Short task - Reproduce the material below word for word, omitting the pictures from your copy.

Records for this exercise -
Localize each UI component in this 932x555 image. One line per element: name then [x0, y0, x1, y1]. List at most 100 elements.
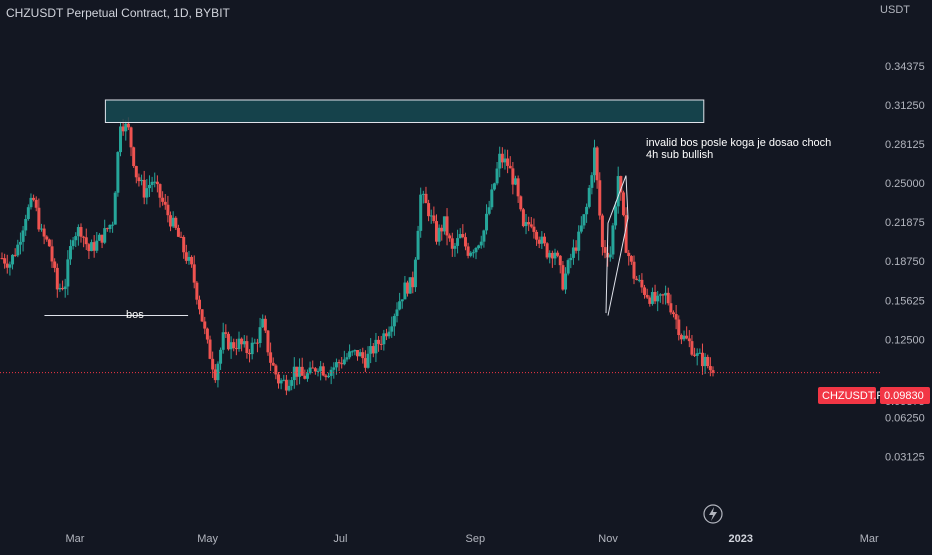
candle-body	[685, 335, 689, 339]
candle-body	[458, 234, 462, 239]
candle-body	[163, 201, 167, 205]
time-travel-icon[interactable]	[703, 504, 723, 524]
candle-body	[421, 193, 425, 195]
candle-body	[495, 168, 499, 184]
candle-body	[337, 362, 341, 364]
candle-body	[550, 252, 554, 259]
candle-body	[248, 353, 252, 355]
y-tick-label: 0.15625	[885, 295, 925, 307]
candle-body	[598, 180, 602, 216]
candle-body	[571, 247, 575, 258]
candle-body	[527, 222, 531, 225]
candle-body	[432, 215, 436, 222]
candle-body	[466, 246, 470, 256]
candle-body	[237, 338, 241, 349]
candle-body	[176, 227, 180, 237]
candle-body	[303, 375, 307, 379]
candle-body	[524, 222, 528, 227]
candle-body	[377, 339, 381, 344]
bos-label: bos	[126, 309, 144, 321]
candle-body	[390, 326, 394, 332]
candle-body	[18, 241, 22, 245]
candle-body	[648, 297, 652, 304]
trend-path[interactable]	[605, 175, 629, 316]
candle-body	[111, 224, 115, 226]
candle-body	[577, 231, 581, 251]
candle-body	[13, 254, 17, 256]
candle-body	[695, 353, 699, 356]
candle-body	[561, 265, 565, 290]
candle-body	[387, 331, 391, 337]
supply-zone-rectangle[interactable]	[104, 99, 705, 123]
candle-body	[219, 349, 223, 364]
y-axis[interactable]: 0.34375 0.31250 0.28125 0.25000 0.21875 0.187…	[885, 61, 925, 464]
price-badge-value-bg	[880, 387, 930, 404]
candle-body	[545, 243, 549, 258]
candle-body	[516, 178, 520, 197]
candle-body	[682, 335, 686, 340]
candle-body	[558, 255, 562, 266]
y-tick-label: 0.31250	[885, 100, 925, 112]
candle-body	[290, 380, 294, 386]
candle-body	[124, 123, 128, 132]
candle-body	[371, 346, 375, 354]
candle-body	[253, 342, 257, 344]
candle-body	[213, 369, 217, 381]
candle-body	[703, 356, 707, 367]
candle-body	[84, 237, 88, 245]
candle-body	[664, 292, 668, 296]
candle-body	[350, 351, 354, 353]
candle-body	[92, 242, 96, 251]
drawings-layer: bos invalid bos posle koga je dosao choc…	[44, 99, 831, 321]
candle-body	[158, 184, 162, 198]
candle-body	[361, 352, 365, 359]
candle-body	[245, 341, 249, 354]
candle-body	[406, 282, 410, 294]
candle-body	[184, 252, 188, 261]
candle-body	[537, 239, 541, 244]
candle-body	[503, 158, 507, 163]
candle-body	[232, 342, 236, 349]
candle-body	[205, 328, 209, 340]
candle-body	[611, 225, 615, 255]
candle-body	[190, 256, 194, 265]
candle-body	[461, 234, 465, 238]
candle-body	[590, 175, 594, 188]
last-price-badge[interactable]: CHZUSDT.P 0.09830	[818, 387, 930, 404]
candle-body	[566, 260, 570, 274]
candle-body	[0, 258, 4, 260]
candle-body	[374, 339, 378, 354]
candle-body	[169, 215, 173, 227]
axis-unit-label: USDT	[880, 4, 910, 16]
candle-body	[150, 181, 154, 185]
candle-body	[45, 236, 49, 240]
candle-body	[234, 348, 238, 350]
y-tick-label: 0.18750	[885, 256, 925, 268]
price-badge-value: 0.09830	[884, 390, 924, 402]
candle-body	[500, 153, 504, 163]
candle-body	[645, 294, 649, 298]
candle-body	[477, 245, 481, 248]
candle-body	[279, 380, 283, 384]
candle-body	[68, 246, 72, 260]
candle-body	[195, 282, 199, 300]
candle-body	[277, 374, 280, 384]
candle-body	[211, 358, 215, 370]
note-line-2: 4h sub bullish	[646, 149, 713, 161]
candle-body	[42, 228, 46, 237]
candle-body	[100, 234, 104, 243]
candle-body	[669, 303, 673, 313]
candle-body	[145, 188, 149, 198]
candle-body	[284, 379, 288, 391]
x-axis[interactable]: Mar May Jul Sep Nov 2023 Mar	[65, 533, 879, 545]
candle-body	[208, 339, 212, 359]
candle-body	[324, 375, 328, 378]
candle-body	[424, 193, 428, 204]
candle-body	[174, 217, 178, 228]
candle-body	[640, 279, 644, 288]
candle-body	[535, 231, 539, 240]
candle-body	[553, 252, 557, 259]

Result of this task -
Localize each UI component in this 932x555 image. One line per element: name then [x0, y0, x1, y1]. List at most 100 elements.
candle-body	[685, 335, 689, 339]
candle-body	[458, 234, 462, 239]
candle-body	[163, 201, 167, 205]
time-travel-icon[interactable]	[703, 504, 723, 524]
candle-body	[421, 193, 425, 195]
candle-body	[495, 168, 499, 184]
candle-body	[337, 362, 341, 364]
candle-body	[550, 252, 554, 259]
candle-body	[248, 353, 252, 355]
y-tick-label: 0.15625	[885, 295, 925, 307]
candle-body	[598, 180, 602, 216]
candle-body	[571, 247, 575, 258]
candle-body	[527, 222, 531, 225]
candle-body	[432, 215, 436, 222]
candle-body	[466, 246, 470, 256]
candle-body	[237, 338, 241, 349]
candle-body	[176, 227, 180, 237]
candle-body	[303, 375, 307, 379]
candle-body	[524, 222, 528, 227]
candle-body	[377, 339, 381, 344]
bos-label: bos	[126, 309, 144, 321]
candle-body	[390, 326, 394, 332]
candle-body	[18, 241, 22, 245]
candle-body	[648, 297, 652, 304]
trend-path[interactable]	[605, 175, 629, 316]
candle-body	[111, 224, 115, 226]
candle-body	[577, 231, 581, 251]
candle-body	[13, 254, 17, 256]
candle-body	[695, 353, 699, 356]
candle-body	[561, 265, 565, 290]
candle-body	[387, 331, 391, 337]
supply-zone-rectangle[interactable]	[104, 99, 705, 123]
candle-body	[219, 349, 223, 364]
y-axis[interactable]: 0.34375 0.31250 0.28125 0.25000 0.21875 0.187…	[885, 61, 925, 464]
price-badge-value-bg	[880, 387, 930, 404]
candle-body	[545, 243, 549, 258]
candle-body	[516, 178, 520, 197]
candle-body	[682, 335, 686, 340]
candle-body	[558, 255, 562, 266]
y-tick-label: 0.31250	[885, 100, 925, 112]
candle-body	[290, 380, 294, 386]
candle-body	[124, 123, 128, 132]
candle-body	[371, 346, 375, 354]
candle-body	[253, 342, 257, 344]
candle-body	[213, 369, 217, 381]
candle-body	[703, 356, 707, 367]
candle-body	[84, 237, 88, 245]
candle-body	[664, 292, 668, 296]
candle-body	[350, 351, 354, 353]
candle-body	[92, 242, 96, 251]
drawings-layer: bos invalid bos posle koga je dosao choc…	[44, 99, 831, 321]
candle-body	[158, 184, 162, 198]
candle-body	[361, 352, 365, 359]
candle-body	[245, 341, 249, 354]
candle-body	[406, 282, 410, 294]
candle-body	[184, 252, 188, 261]
candle-body	[537, 239, 541, 244]
candle-body	[503, 158, 507, 163]
candle-body	[232, 342, 236, 349]
candle-body	[205, 328, 209, 340]
candle-body	[611, 225, 615, 255]
candle-body	[190, 256, 194, 265]
candle-body	[461, 234, 465, 238]
candle-body	[590, 175, 594, 188]
last-price-badge[interactable]: CHZUSDT.P 0.09830	[818, 387, 930, 404]
candle-body	[566, 260, 570, 274]
candle-body	[0, 258, 4, 260]
candle-body	[374, 339, 378, 354]
candle-body	[169, 215, 173, 227]
axis-unit-label: USDT	[880, 4, 910, 16]
candle-body	[150, 181, 154, 185]
candle-body	[45, 236, 49, 240]
candle-body	[234, 348, 238, 350]
y-tick-label: 0.18750	[885, 256, 925, 268]
price-badge-value: 0.09830	[884, 390, 924, 402]
candle-body	[500, 153, 504, 163]
candle-body	[645, 294, 649, 298]
candle-body	[477, 245, 481, 248]
candle-body	[279, 380, 283, 384]
candle-body	[68, 246, 72, 260]
candle-body	[195, 282, 199, 300]
candle-body	[277, 374, 280, 384]
candle-body	[211, 358, 215, 370]
note-line-2: 4h sub bullish	[646, 149, 713, 161]
candle-body	[42, 228, 46, 237]
candle-body	[100, 234, 104, 243]
candle-body	[669, 303, 673, 313]
candle-body	[145, 188, 149, 198]
candle-body	[284, 379, 288, 391]
x-axis[interactable]: Mar May Jul Sep Nov 2023 Mar	[65, 533, 879, 545]
candle-body	[208, 339, 212, 359]
candle-body	[324, 375, 328, 378]
candle-body	[424, 193, 428, 204]
candle-body	[174, 217, 178, 228]
candle-body	[640, 279, 644, 288]
candle-body	[535, 231, 539, 240]
candle-body	[553, 252, 557, 259]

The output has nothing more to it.